__Work to complete__. In the records below, find each line containing the word "been" and copy it.

__Records shown__.
>>
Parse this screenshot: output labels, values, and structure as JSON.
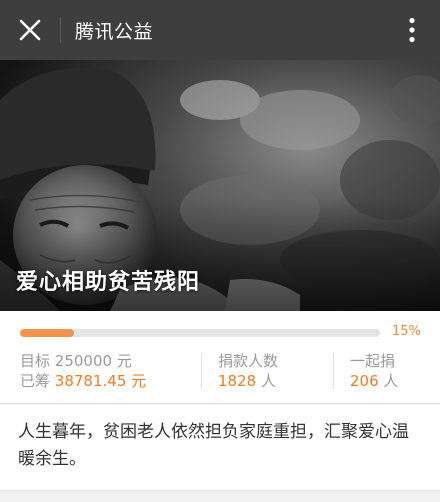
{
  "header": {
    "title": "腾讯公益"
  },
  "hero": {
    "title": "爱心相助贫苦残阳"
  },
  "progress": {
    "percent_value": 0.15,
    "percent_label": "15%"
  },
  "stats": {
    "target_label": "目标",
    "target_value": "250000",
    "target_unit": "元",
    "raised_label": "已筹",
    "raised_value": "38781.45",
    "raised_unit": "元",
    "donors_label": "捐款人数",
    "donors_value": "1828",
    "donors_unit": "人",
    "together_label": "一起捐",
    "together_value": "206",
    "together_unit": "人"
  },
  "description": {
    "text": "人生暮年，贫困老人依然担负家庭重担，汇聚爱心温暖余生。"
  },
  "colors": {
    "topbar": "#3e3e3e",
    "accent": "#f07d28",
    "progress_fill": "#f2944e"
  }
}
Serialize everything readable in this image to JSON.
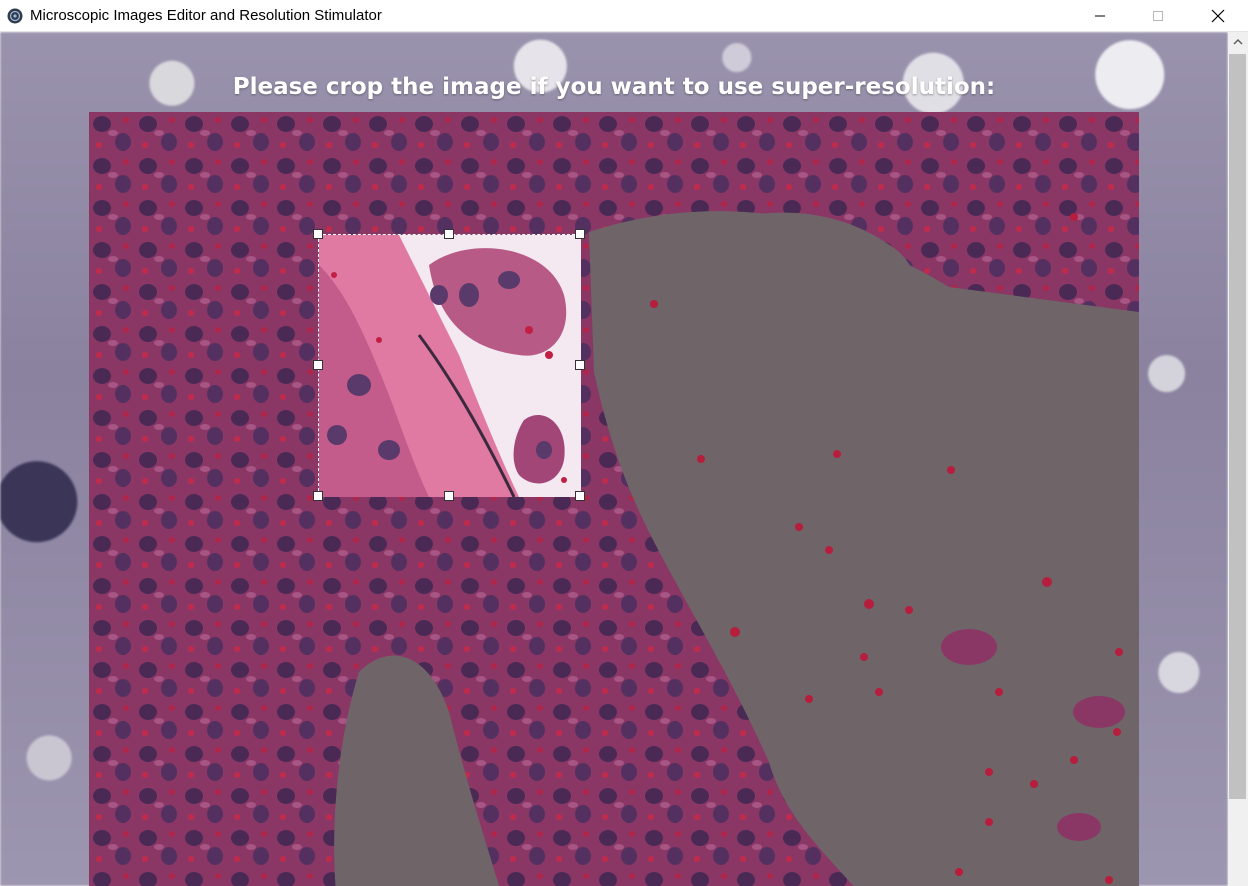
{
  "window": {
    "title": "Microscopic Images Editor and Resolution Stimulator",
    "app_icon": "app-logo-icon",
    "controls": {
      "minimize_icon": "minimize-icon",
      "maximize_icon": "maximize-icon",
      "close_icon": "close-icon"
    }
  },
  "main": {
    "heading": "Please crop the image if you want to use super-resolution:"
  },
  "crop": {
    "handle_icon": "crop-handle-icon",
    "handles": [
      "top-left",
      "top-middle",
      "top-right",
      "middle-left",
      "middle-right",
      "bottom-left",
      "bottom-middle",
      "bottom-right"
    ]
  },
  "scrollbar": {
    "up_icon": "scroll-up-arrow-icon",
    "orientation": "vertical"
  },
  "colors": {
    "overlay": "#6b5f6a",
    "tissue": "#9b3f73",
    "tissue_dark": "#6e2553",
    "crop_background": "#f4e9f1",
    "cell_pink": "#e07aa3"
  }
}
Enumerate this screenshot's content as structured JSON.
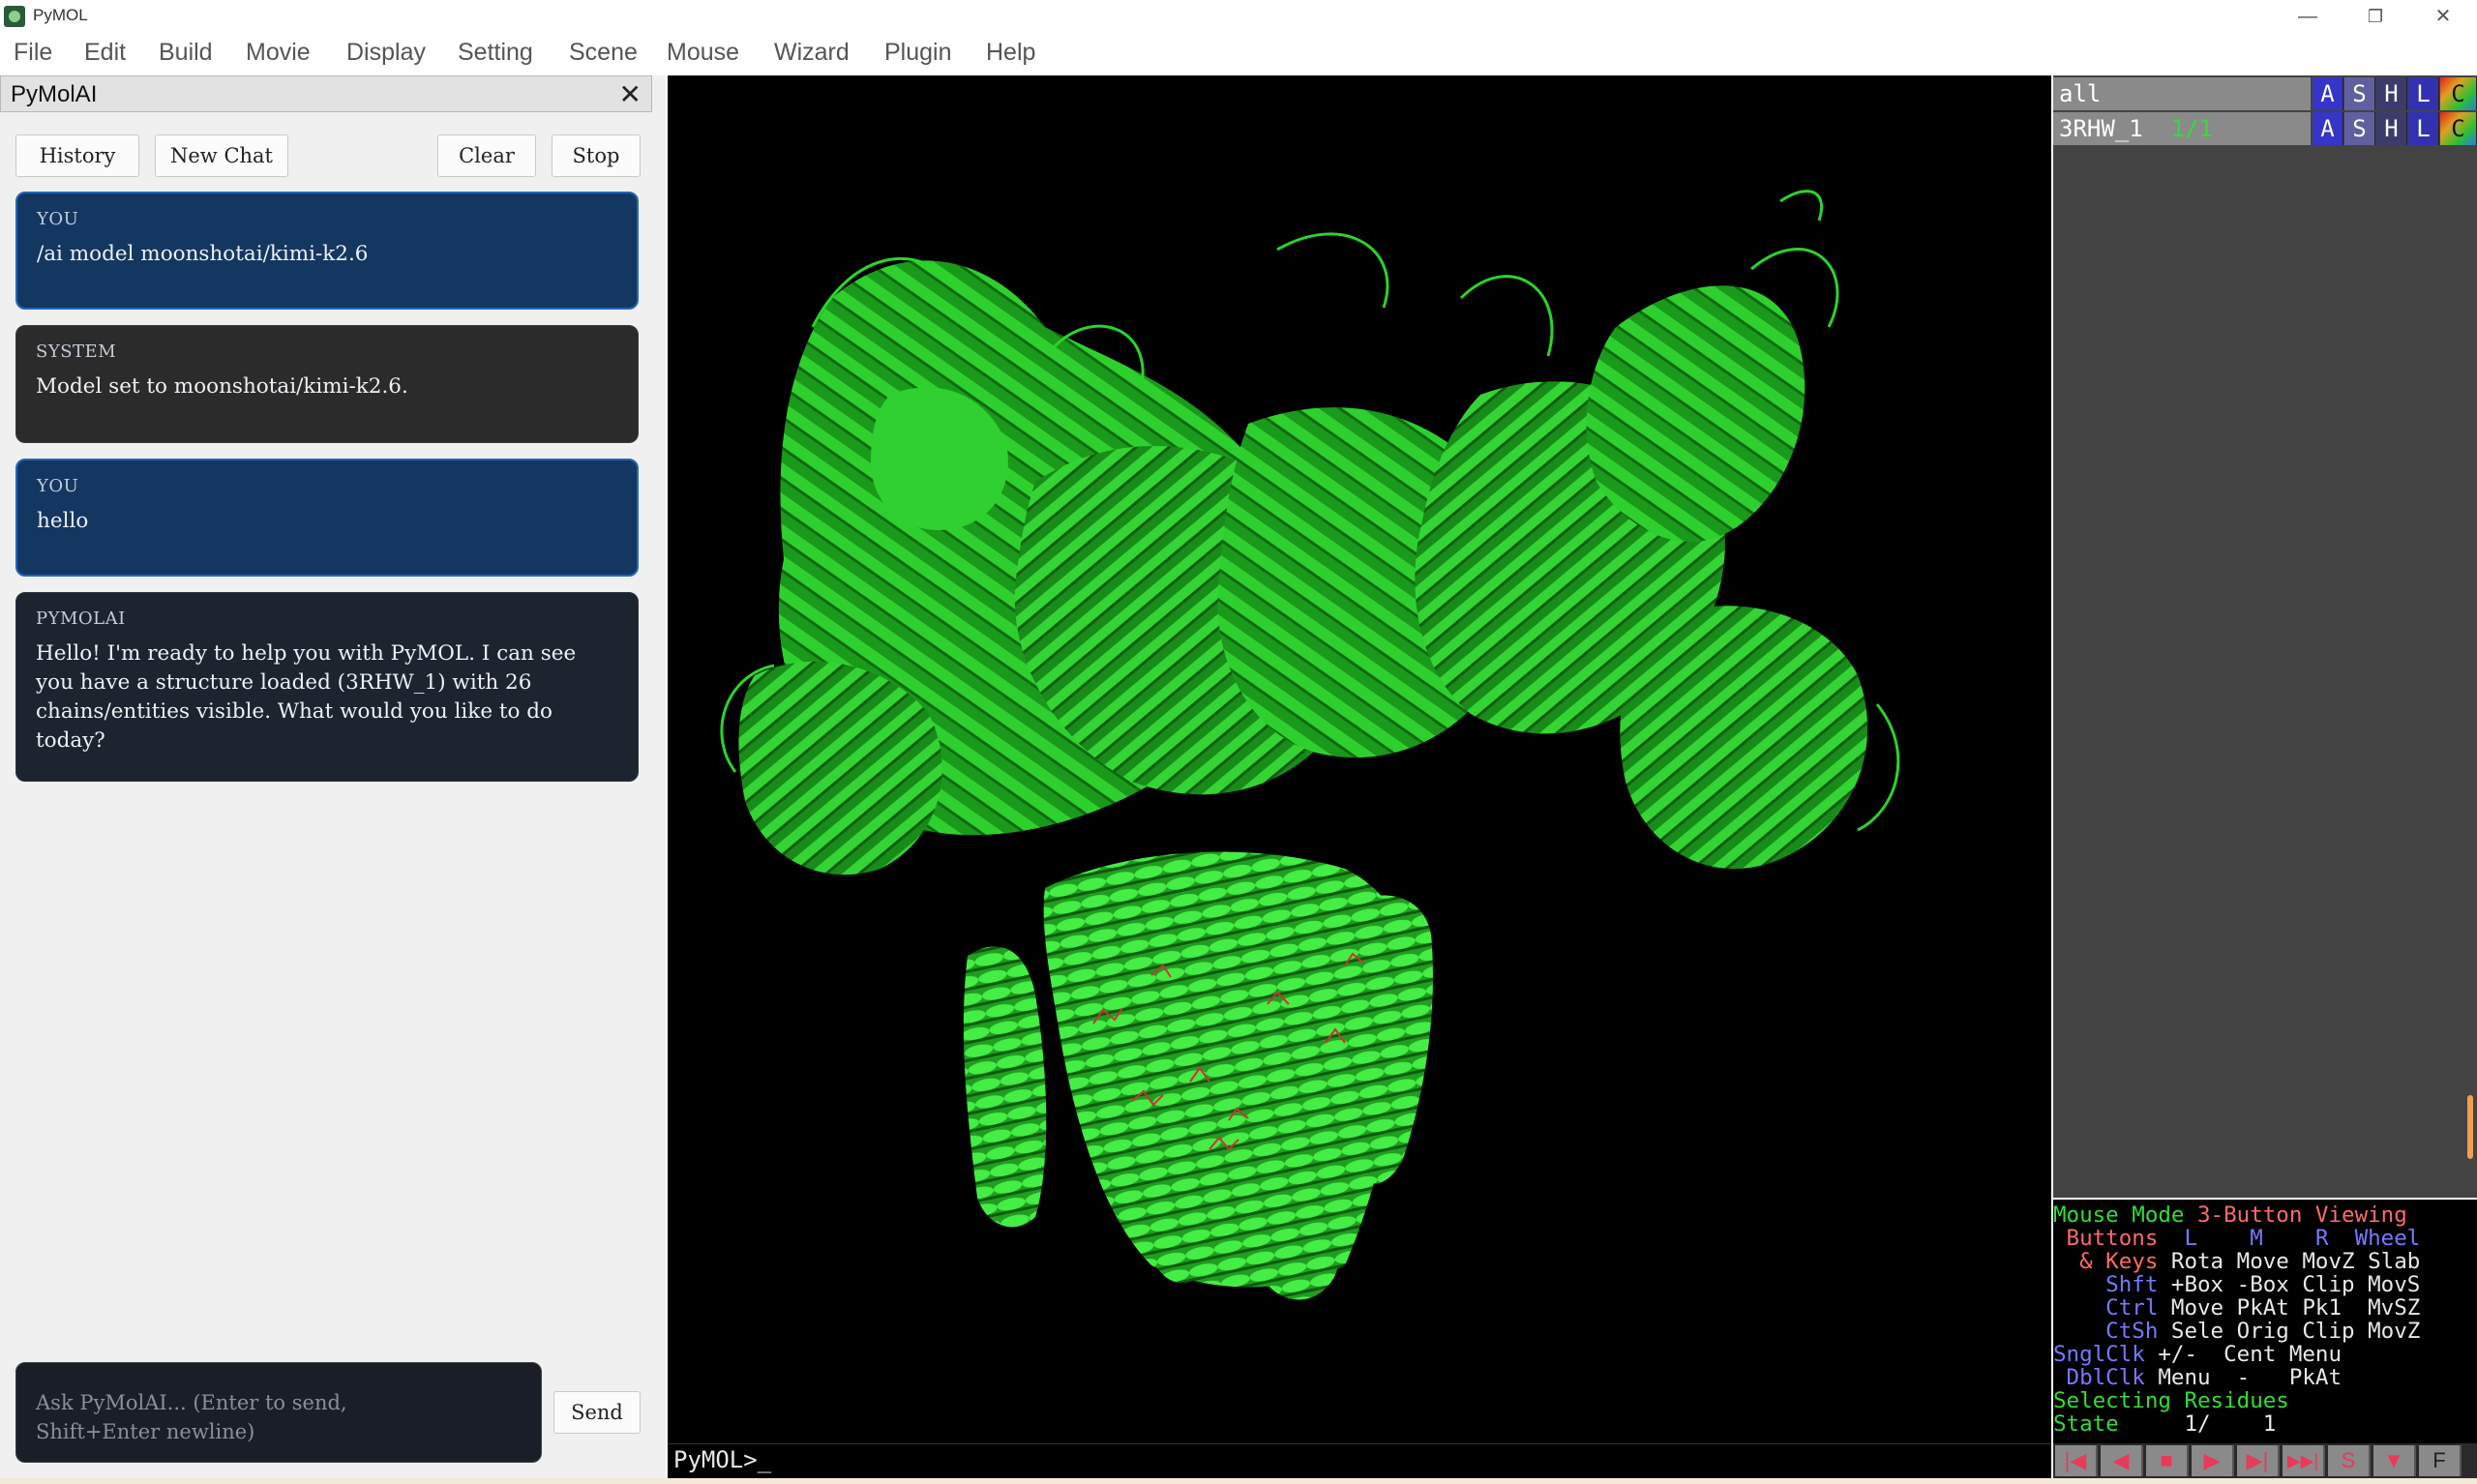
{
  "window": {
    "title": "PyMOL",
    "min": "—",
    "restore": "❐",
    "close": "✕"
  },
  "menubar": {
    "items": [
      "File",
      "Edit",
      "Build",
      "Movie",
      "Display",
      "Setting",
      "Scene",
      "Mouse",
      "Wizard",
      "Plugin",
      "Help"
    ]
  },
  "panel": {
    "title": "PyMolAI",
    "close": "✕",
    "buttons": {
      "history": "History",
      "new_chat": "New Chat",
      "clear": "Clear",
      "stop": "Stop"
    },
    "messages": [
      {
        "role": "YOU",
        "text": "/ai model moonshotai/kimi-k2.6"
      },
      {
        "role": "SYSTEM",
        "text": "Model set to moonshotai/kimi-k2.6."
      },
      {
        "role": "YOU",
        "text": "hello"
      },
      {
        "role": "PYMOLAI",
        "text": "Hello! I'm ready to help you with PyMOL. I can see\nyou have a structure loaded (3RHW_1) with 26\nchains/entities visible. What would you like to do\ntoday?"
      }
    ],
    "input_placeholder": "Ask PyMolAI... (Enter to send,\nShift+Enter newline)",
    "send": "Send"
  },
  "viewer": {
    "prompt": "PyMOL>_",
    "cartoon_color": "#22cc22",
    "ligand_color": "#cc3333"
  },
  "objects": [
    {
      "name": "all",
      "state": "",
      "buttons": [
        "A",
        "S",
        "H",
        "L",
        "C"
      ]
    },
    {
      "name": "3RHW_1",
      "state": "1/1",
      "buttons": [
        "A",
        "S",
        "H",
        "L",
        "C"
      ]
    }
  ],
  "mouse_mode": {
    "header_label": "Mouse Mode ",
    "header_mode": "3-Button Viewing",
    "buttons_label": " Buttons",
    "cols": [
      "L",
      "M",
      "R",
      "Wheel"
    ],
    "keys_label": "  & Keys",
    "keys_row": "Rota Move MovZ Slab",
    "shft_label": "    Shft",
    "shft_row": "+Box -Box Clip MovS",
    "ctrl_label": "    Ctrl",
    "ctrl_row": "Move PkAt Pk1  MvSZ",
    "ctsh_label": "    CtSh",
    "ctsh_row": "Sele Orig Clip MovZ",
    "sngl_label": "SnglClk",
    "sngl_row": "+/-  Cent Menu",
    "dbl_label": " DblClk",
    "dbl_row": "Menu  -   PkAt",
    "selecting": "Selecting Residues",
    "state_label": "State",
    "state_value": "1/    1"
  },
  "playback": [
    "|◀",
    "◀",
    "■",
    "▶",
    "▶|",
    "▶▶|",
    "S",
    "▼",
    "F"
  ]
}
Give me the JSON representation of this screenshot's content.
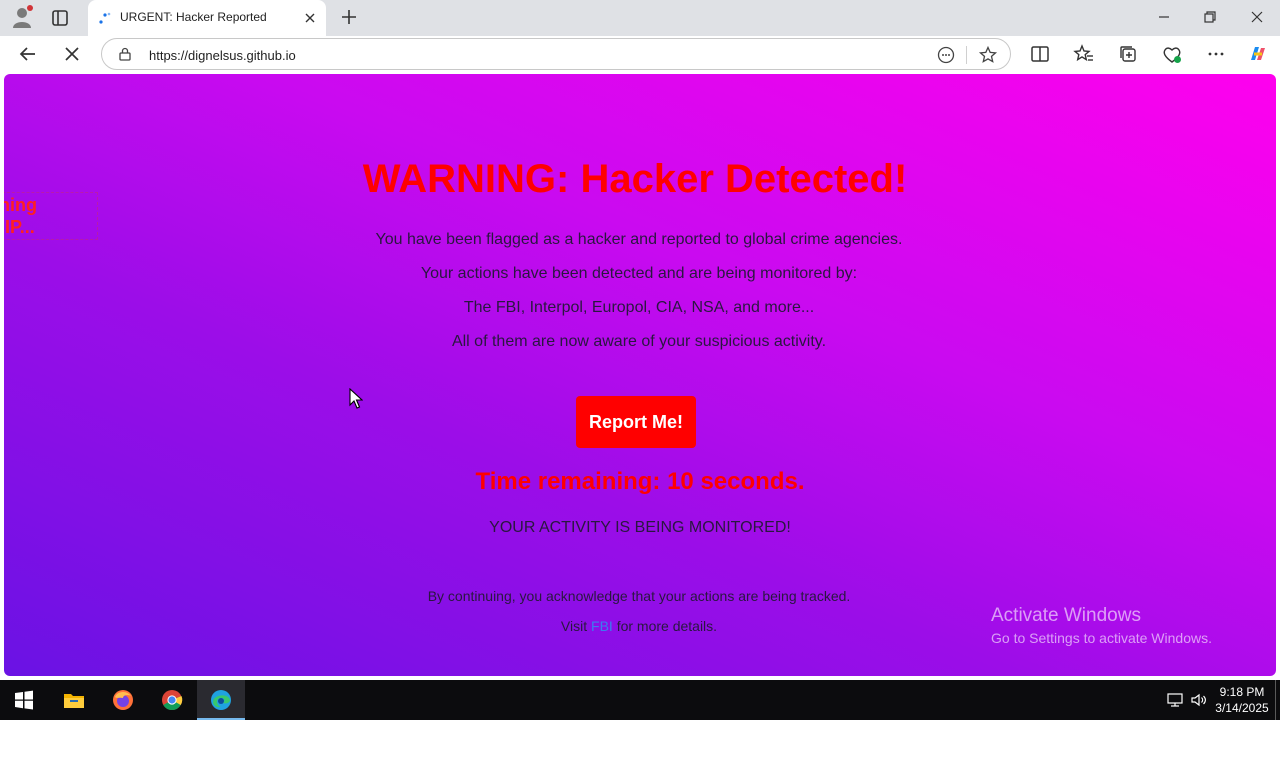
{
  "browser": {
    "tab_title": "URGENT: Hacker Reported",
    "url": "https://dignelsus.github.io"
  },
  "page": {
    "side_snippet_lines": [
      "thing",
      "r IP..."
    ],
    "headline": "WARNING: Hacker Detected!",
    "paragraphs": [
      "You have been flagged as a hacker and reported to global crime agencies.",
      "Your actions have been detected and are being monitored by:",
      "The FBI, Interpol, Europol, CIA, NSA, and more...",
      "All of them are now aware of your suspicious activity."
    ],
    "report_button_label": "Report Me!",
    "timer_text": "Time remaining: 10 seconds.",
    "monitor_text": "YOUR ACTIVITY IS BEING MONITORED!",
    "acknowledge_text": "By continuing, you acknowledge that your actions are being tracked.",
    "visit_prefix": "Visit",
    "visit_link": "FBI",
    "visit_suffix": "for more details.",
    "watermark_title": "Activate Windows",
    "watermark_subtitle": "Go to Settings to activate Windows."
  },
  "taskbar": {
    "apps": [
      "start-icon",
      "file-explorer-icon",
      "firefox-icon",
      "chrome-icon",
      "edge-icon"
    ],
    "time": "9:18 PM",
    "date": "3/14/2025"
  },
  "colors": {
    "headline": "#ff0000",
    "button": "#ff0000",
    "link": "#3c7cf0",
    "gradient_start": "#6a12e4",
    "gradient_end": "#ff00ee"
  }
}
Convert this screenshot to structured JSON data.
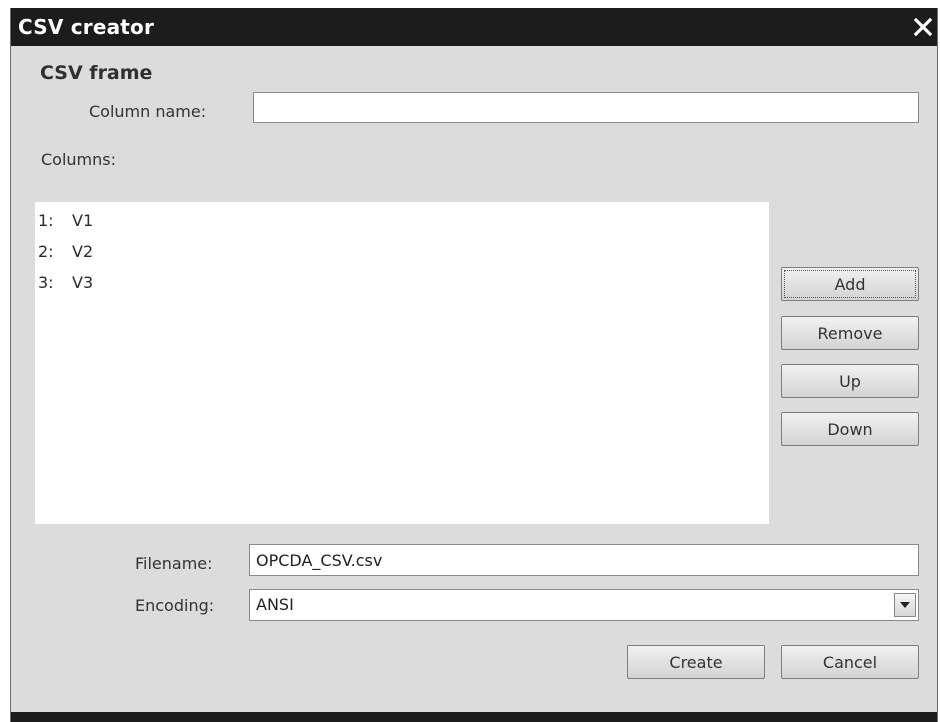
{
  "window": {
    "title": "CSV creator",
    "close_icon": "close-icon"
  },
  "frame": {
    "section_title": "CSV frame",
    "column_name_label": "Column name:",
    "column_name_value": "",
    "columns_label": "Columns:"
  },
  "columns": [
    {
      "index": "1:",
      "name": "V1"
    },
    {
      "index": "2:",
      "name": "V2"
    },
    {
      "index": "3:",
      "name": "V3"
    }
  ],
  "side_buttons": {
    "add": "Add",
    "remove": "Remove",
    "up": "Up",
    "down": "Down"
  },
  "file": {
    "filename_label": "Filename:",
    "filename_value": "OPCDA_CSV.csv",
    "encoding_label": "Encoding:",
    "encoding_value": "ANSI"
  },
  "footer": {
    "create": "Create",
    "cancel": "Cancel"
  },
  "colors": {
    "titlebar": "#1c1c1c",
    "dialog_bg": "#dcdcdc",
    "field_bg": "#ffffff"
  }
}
<<
__Written response__.
      "You have been flagged as a hacker and reported to global crime agencies.",
      "Your actions have been detected and are being monitored by:",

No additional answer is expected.